[AVAILABLE DATA]

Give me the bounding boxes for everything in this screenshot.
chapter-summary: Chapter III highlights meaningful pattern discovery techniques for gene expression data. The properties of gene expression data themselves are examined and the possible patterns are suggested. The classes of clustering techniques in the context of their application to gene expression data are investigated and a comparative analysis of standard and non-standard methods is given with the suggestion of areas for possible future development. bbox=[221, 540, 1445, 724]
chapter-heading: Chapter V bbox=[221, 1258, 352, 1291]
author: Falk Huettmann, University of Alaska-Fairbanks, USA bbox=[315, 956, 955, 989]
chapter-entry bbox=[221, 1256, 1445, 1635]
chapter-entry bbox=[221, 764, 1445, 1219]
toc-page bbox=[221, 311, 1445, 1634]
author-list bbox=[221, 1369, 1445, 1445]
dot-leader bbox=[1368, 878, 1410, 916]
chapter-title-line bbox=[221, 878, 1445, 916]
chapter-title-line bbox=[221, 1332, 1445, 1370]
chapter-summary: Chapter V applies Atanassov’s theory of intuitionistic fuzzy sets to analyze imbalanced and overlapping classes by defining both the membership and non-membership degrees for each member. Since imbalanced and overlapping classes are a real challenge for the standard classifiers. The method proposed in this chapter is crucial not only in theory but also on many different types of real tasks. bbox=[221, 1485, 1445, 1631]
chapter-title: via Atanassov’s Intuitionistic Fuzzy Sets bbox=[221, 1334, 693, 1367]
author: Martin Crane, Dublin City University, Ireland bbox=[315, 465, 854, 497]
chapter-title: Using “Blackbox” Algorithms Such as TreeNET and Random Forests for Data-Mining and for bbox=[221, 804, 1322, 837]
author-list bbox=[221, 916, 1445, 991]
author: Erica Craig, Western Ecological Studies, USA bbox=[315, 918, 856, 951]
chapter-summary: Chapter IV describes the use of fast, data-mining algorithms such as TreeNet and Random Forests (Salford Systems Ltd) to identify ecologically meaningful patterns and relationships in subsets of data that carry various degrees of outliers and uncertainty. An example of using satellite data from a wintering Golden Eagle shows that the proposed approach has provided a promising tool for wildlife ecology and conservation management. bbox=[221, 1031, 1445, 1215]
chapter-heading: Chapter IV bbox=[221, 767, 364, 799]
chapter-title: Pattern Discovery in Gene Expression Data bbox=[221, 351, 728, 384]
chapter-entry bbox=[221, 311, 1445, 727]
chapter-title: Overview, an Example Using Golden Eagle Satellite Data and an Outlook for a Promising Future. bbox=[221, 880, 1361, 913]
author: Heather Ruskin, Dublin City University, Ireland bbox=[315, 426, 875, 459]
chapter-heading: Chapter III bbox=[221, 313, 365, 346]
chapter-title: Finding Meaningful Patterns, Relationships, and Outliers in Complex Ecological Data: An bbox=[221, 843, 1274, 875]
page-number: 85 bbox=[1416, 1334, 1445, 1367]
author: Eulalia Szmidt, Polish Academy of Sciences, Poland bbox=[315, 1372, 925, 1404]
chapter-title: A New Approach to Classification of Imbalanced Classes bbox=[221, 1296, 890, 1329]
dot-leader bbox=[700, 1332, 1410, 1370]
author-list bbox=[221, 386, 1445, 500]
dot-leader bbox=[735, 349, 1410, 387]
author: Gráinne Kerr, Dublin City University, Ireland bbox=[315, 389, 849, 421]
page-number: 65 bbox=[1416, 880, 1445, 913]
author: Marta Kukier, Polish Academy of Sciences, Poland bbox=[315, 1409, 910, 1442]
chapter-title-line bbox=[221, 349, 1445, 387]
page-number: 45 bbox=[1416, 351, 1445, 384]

[/AVAILABLE DATA]

• ASSIGNMENT: An exact transcription of all the records is needed.

• YOUR RESPONSE:
Give me the bounding boxes for everything in this screenshot.
chapter-summary: Chapter III highlights meaningful pattern discovery techniques for gene expression data. The properties of gene expression data themselves are examined and the possible patterns are suggested. The classes of clustering techniques in the context of their application to gene expression data are investigated and a comparative analysis of standard and non-standard methods is given with the suggestion of areas for possible future development. bbox=[221, 540, 1445, 724]
chapter-heading: Chapter V bbox=[221, 1258, 352, 1291]
author: Falk Huettmann, University of Alaska-Fairbanks, USA bbox=[315, 956, 955, 989]
chapter-entry bbox=[221, 1256, 1445, 1635]
chapter-entry bbox=[221, 764, 1445, 1219]
toc-page bbox=[221, 311, 1445, 1634]
author-list bbox=[221, 1369, 1445, 1445]
dot-leader bbox=[1368, 878, 1410, 916]
chapter-title-line bbox=[221, 878, 1445, 916]
chapter-title-line bbox=[221, 1332, 1445, 1370]
chapter-summary: Chapter V applies Atanassov’s theory of intuitionistic fuzzy sets to analyze imbalanced and overlapping classes by defining both the membership and non-membership degrees for each member. Since imbalanced and overlapping classes are a real challenge for the standard classifiers. The method proposed in this chapter is crucial not only in theory but also on many different types of real tasks. bbox=[221, 1485, 1445, 1631]
chapter-title: via Atanassov’s Intuitionistic Fuzzy Sets bbox=[221, 1334, 693, 1367]
author: Martin Crane, Dublin City University, Ireland bbox=[315, 465, 854, 497]
chapter-title: Using “Blackbox” Algorithms Such as TreeNET and Random Forests for Data-Mining and for bbox=[221, 804, 1322, 837]
author-list bbox=[221, 916, 1445, 991]
author: Erica Craig, Western Ecological Studies, USA bbox=[315, 918, 856, 951]
chapter-summary: Chapter IV describes the use of fast, data-mining algorithms such as TreeNet and Random Forests (Salford Systems Ltd) to identify ecologically meaningful patterns and relationships in subsets of data that carry various degrees of outliers and uncertainty. An example of using satellite data from a wintering Golden Eagle shows that the proposed approach has provided a promising tool for wildlife ecology and conservation management. bbox=[221, 1031, 1445, 1215]
chapter-heading: Chapter IV bbox=[221, 767, 364, 799]
chapter-title: Pattern Discovery in Gene Expression Data bbox=[221, 351, 728, 384]
chapter-entry bbox=[221, 311, 1445, 727]
chapter-title: Overview, an Example Using Golden Eagle Satellite Data and an Outlook for a Promising Future. bbox=[221, 880, 1361, 913]
author: Heather Ruskin, Dublin City University, Ireland bbox=[315, 426, 875, 459]
chapter-heading: Chapter III bbox=[221, 313, 365, 346]
chapter-title: Finding Meaningful Patterns, Relationships, and Outliers in Complex Ecological Data: An bbox=[221, 843, 1274, 875]
page-number: 85 bbox=[1416, 1334, 1445, 1367]
author: Eulalia Szmidt, Polish Academy of Sciences, Poland bbox=[315, 1372, 925, 1404]
chapter-title: A New Approach to Classification of Imbalanced Classes bbox=[221, 1296, 890, 1329]
dot-leader bbox=[700, 1332, 1410, 1370]
author-list bbox=[221, 386, 1445, 500]
dot-leader bbox=[735, 349, 1410, 387]
author: Gráinne Kerr, Dublin City University, Ireland bbox=[315, 389, 849, 421]
page-number: 65 bbox=[1416, 880, 1445, 913]
author: Marta Kukier, Polish Academy of Sciences, Poland bbox=[315, 1409, 910, 1442]
chapter-title-line bbox=[221, 349, 1445, 387]
page-number: 45 bbox=[1416, 351, 1445, 384]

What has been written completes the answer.